WHAT THE TASK REQUIRES.
In your copy, leave out the pictures; write out all the data exactly.

EXTRACTED ENTRIES.
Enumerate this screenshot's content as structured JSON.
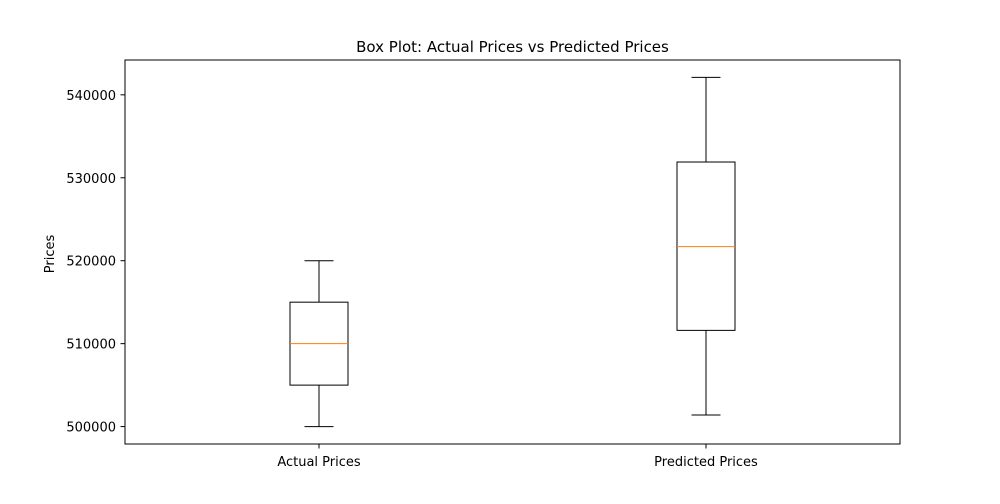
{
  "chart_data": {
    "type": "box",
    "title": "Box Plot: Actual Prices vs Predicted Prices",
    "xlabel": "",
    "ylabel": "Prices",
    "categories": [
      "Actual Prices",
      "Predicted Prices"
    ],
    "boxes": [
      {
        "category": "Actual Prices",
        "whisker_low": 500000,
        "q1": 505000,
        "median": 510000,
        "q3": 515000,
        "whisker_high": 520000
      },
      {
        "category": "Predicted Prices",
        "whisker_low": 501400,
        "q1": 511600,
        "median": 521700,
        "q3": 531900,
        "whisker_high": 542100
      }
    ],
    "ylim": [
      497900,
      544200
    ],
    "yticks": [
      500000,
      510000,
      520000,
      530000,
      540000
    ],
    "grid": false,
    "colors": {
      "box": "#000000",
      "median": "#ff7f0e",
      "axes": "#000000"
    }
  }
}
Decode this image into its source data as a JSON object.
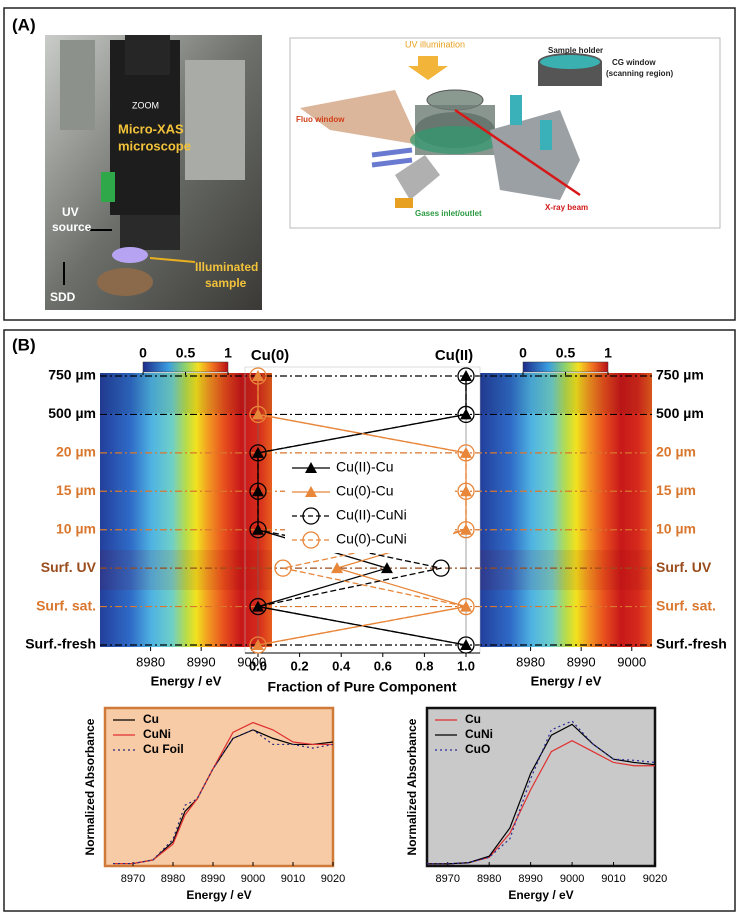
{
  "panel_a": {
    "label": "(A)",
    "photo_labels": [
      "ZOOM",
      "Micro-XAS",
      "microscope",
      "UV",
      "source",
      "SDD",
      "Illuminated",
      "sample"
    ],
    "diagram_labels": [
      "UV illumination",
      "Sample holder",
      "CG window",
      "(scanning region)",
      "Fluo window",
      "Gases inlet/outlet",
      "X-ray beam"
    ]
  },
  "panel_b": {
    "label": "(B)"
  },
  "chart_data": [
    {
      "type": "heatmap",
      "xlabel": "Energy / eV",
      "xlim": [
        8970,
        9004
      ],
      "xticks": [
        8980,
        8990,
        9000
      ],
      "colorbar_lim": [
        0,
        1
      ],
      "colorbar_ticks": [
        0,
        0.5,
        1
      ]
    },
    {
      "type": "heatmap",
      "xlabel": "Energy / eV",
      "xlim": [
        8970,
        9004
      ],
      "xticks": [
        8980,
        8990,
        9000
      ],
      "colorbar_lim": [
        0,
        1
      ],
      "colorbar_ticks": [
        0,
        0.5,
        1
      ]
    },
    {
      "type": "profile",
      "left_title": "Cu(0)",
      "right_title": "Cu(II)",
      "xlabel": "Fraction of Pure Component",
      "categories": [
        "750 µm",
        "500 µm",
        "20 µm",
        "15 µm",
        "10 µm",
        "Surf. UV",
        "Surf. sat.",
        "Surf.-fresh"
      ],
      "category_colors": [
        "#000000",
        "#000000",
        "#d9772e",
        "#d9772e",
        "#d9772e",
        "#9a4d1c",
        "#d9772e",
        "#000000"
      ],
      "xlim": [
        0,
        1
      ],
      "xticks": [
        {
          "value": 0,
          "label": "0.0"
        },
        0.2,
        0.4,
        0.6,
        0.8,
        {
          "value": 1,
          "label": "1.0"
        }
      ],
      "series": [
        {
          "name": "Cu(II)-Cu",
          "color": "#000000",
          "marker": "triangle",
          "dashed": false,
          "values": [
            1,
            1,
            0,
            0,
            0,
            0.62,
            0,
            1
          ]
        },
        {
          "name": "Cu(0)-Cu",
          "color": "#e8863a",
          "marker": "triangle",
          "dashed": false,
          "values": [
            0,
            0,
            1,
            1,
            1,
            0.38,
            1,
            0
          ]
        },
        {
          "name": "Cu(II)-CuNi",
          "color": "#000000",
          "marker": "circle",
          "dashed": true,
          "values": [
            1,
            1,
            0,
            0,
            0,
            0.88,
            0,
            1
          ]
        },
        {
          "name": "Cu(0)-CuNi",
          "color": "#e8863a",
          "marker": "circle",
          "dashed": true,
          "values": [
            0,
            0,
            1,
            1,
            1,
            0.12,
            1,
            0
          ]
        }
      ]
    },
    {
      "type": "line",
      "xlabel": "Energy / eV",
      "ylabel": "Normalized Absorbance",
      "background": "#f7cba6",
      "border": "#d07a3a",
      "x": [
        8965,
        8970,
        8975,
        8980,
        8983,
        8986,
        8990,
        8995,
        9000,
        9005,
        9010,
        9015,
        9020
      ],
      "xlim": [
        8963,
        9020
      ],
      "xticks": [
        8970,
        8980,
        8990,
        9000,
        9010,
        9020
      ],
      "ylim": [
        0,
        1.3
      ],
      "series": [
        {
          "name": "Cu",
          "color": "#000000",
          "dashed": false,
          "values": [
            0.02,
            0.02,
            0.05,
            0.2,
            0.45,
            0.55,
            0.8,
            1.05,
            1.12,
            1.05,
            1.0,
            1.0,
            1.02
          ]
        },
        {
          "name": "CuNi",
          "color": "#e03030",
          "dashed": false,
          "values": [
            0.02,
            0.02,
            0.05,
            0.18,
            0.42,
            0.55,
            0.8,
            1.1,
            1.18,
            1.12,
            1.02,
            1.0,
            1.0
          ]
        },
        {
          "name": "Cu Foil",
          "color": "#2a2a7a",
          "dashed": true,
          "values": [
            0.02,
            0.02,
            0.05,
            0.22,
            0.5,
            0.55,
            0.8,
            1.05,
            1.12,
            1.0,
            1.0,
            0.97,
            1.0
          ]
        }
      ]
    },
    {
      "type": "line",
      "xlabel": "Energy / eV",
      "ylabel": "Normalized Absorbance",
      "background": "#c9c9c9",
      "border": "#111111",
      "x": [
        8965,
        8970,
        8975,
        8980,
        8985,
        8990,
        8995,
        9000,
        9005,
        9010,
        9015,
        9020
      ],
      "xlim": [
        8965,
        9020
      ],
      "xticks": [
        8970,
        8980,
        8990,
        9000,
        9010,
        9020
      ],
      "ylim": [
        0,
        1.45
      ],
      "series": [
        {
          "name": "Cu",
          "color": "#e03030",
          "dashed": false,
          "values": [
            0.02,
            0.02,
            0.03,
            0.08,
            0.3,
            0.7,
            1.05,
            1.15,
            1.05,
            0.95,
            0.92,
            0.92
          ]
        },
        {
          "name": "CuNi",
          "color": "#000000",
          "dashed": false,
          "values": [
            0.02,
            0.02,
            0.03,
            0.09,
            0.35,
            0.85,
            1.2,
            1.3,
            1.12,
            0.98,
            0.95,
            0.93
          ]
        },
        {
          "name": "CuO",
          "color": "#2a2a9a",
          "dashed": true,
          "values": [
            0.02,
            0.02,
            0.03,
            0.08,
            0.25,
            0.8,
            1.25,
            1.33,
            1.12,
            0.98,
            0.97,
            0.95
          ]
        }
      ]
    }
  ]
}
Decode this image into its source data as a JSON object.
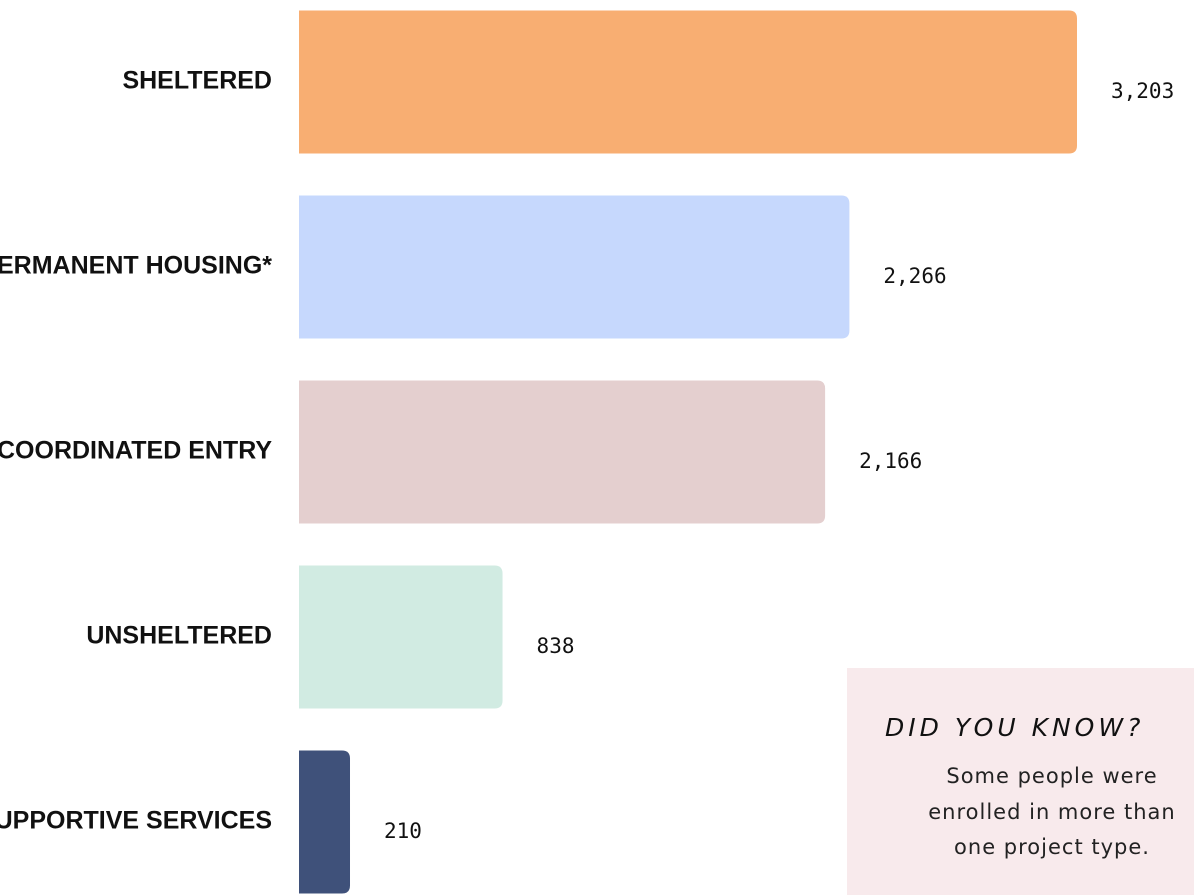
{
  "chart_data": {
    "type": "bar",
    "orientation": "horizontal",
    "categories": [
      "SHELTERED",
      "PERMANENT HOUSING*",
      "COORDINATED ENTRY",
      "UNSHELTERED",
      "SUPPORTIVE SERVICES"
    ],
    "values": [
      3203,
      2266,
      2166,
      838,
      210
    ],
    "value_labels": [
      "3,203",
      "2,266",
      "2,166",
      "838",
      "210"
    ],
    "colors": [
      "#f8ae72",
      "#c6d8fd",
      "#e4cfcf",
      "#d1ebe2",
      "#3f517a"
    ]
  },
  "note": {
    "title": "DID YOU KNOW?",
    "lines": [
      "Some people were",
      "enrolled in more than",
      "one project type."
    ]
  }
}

COMPLETED TASK.
Enumerate this screenshot's content as structured JSON.
{
  "chart_data": {
    "type": "box",
    "title": "Box Plot: Actual Prices vs Predicted Prices",
    "xlabel": "",
    "ylabel": "Prices",
    "categories": [
      "Actual Prices",
      "Predicted Prices"
    ],
    "boxes": [
      {
        "category": "Actual Prices",
        "whisker_low": 500000,
        "q1": 505000,
        "median": 510000,
        "q3": 515000,
        "whisker_high": 520000
      },
      {
        "category": "Predicted Prices",
        "whisker_low": 501400,
        "q1": 511600,
        "median": 521700,
        "q3": 531900,
        "whisker_high": 542100
      }
    ],
    "ylim": [
      497900,
      544200
    ],
    "yticks": [
      500000,
      510000,
      520000,
      530000,
      540000
    ],
    "grid": false,
    "colors": {
      "box": "#000000",
      "median": "#ff7f0e",
      "axes": "#000000"
    }
  }
}
Decode this image into its source data as a JSON object.
{
  "panel_a": {
    "label": "(A)",
    "photo_labels": [
      "ZOOM",
      "Micro-XAS",
      "microscope",
      "UV",
      "source",
      "SDD",
      "Illuminated",
      "sample"
    ],
    "diagram_labels": [
      "UV illumination",
      "Sample holder",
      "CG window",
      "(scanning region)",
      "Fluo window",
      "Gases inlet/outlet",
      "X-ray beam"
    ]
  },
  "panel_b": {
    "label": "(B)"
  },
  "chart_data": [
    {
      "type": "heatmap",
      "xlabel": "Energy / eV",
      "xlim": [
        8970,
        9004
      ],
      "xticks": [
        8980,
        8990,
        9000
      ],
      "colorbar_lim": [
        0,
        1
      ],
      "colorbar_ticks": [
        0,
        0.5,
        1
      ]
    },
    {
      "type": "heatmap",
      "xlabel": "Energy / eV",
      "xlim": [
        8970,
        9004
      ],
      "xticks": [
        8980,
        8990,
        9000
      ],
      "colorbar_lim": [
        0,
        1
      ],
      "colorbar_ticks": [
        0,
        0.5,
        1
      ]
    },
    {
      "type": "profile",
      "left_title": "Cu(0)",
      "right_title": "Cu(II)",
      "xlabel": "Fraction of Pure Component",
      "categories": [
        "750 µm",
        "500 µm",
        "20 µm",
        "15 µm",
        "10 µm",
        "Surf. UV",
        "Surf. sat.",
        "Surf.-fresh"
      ],
      "category_colors": [
        "#000000",
        "#000000",
        "#d9772e",
        "#d9772e",
        "#d9772e",
        "#9a4d1c",
        "#d9772e",
        "#000000"
      ],
      "xlim": [
        0,
        1
      ],
      "xticks": [
        {
          "value": 0,
          "label": "0.0"
        },
        0.2,
        0.4,
        0.6,
        0.8,
        {
          "value": 1,
          "label": "1.0"
        }
      ],
      "series": [
        {
          "name": "Cu(II)-Cu",
          "color": "#000000",
          "marker": "triangle",
          "dashed": false,
          "values": [
            1,
            1,
            0,
            0,
            0,
            0.62,
            0,
            1
          ]
        },
        {
          "name": "Cu(0)-Cu",
          "color": "#e8863a",
          "marker": "triangle",
          "dashed": false,
          "values": [
            0,
            0,
            1,
            1,
            1,
            0.38,
            1,
            0
          ]
        },
        {
          "name": "Cu(II)-CuNi",
          "color": "#000000",
          "marker": "circle",
          "dashed": true,
          "values": [
            1,
            1,
            0,
            0,
            0,
            0.88,
            0,
            1
          ]
        },
        {
          "name": "Cu(0)-CuNi",
          "color": "#e8863a",
          "marker": "circle",
          "dashed": true,
          "values": [
            0,
            0,
            1,
            1,
            1,
            0.12,
            1,
            0
          ]
        }
      ]
    },
    {
      "type": "line",
      "xlabel": "Energy / eV",
      "ylabel": "Normalized Absorbance",
      "background": "#f7cba6",
      "border": "#d07a3a",
      "x": [
        8965,
        8970,
        8975,
        8980,
        8983,
        8986,
        8990,
        8995,
        9000,
        9005,
        9010,
        9015,
        9020
      ],
      "xlim": [
        8963,
        9020
      ],
      "xticks": [
        8970,
        8980,
        8990,
        9000,
        9010,
        9020
      ],
      "ylim": [
        0,
        1.3
      ],
      "series": [
        {
          "name": "Cu",
          "color": "#000000",
          "dashed": false,
          "values": [
            0.02,
            0.02,
            0.05,
            0.2,
            0.45,
            0.55,
            0.8,
            1.05,
            1.12,
            1.05,
            1.0,
            1.0,
            1.02
          ]
        },
        {
          "name": "CuNi",
          "color": "#e03030",
          "dashed": false,
          "values": [
            0.02,
            0.02,
            0.05,
            0.18,
            0.42,
            0.55,
            0.8,
            1.1,
            1.18,
            1.12,
            1.02,
            1.0,
            1.0
          ]
        },
        {
          "name": "Cu Foil",
          "color": "#2a2a7a",
          "dashed": true,
          "values": [
            0.02,
            0.02,
            0.05,
            0.22,
            0.5,
            0.55,
            0.8,
            1.05,
            1.12,
            1.0,
            1.0,
            0.97,
            1.0
          ]
        }
      ]
    },
    {
      "type": "line",
      "xlabel": "Energy / eV",
      "ylabel": "Normalized Absorbance",
      "background": "#c9c9c9",
      "border": "#111111",
      "x": [
        8965,
        8970,
        8975,
        8980,
        8985,
        8990,
        8995,
        9000,
        9005,
        9010,
        9015,
        9020
      ],
      "xlim": [
        8965,
        9020
      ],
      "xticks": [
        8970,
        8980,
        8990,
        9000,
        9010,
        9020
      ],
      "ylim": [
        0,
        1.45
      ],
      "series": [
        {
          "name": "Cu",
          "color": "#e03030",
          "dashed": false,
          "values": [
            0.02,
            0.02,
            0.03,
            0.08,
            0.3,
            0.7,
            1.05,
            1.15,
            1.05,
            0.95,
            0.92,
            0.92
          ]
        },
        {
          "name": "CuNi",
          "color": "#000000",
          "dashed": false,
          "values": [
            0.02,
            0.02,
            0.03,
            0.09,
            0.35,
            0.85,
            1.2,
            1.3,
            1.12,
            0.98,
            0.95,
            0.93
          ]
        },
        {
          "name": "CuO",
          "color": "#2a2a9a",
          "dashed": true,
          "values": [
            0.02,
            0.02,
            0.03,
            0.08,
            0.25,
            0.8,
            1.25,
            1.33,
            1.12,
            0.98,
            0.97,
            0.95
          ]
        }
      ]
    }
  ]
}
Decode this image into its source data as a JSON object.
{
  "chart_data": {
    "type": "bar",
    "orientation": "horizontal",
    "categories": [
      "SHELTERED",
      "PERMANENT HOUSING*",
      "COORDINATED ENTRY",
      "UNSHELTERED",
      "SUPPORTIVE SERVICES"
    ],
    "values": [
      3203,
      2266,
      2166,
      838,
      210
    ],
    "value_labels": [
      "3,203",
      "2,266",
      "2,166",
      "838",
      "210"
    ],
    "colors": [
      "#f8ae72",
      "#c6d8fd",
      "#e4cfcf",
      "#d1ebe2",
      "#3f517a"
    ]
  },
  "note": {
    "title": "DID YOU KNOW?",
    "lines": [
      "Some people were",
      "enrolled in more than",
      "one project type."
    ]
  }
}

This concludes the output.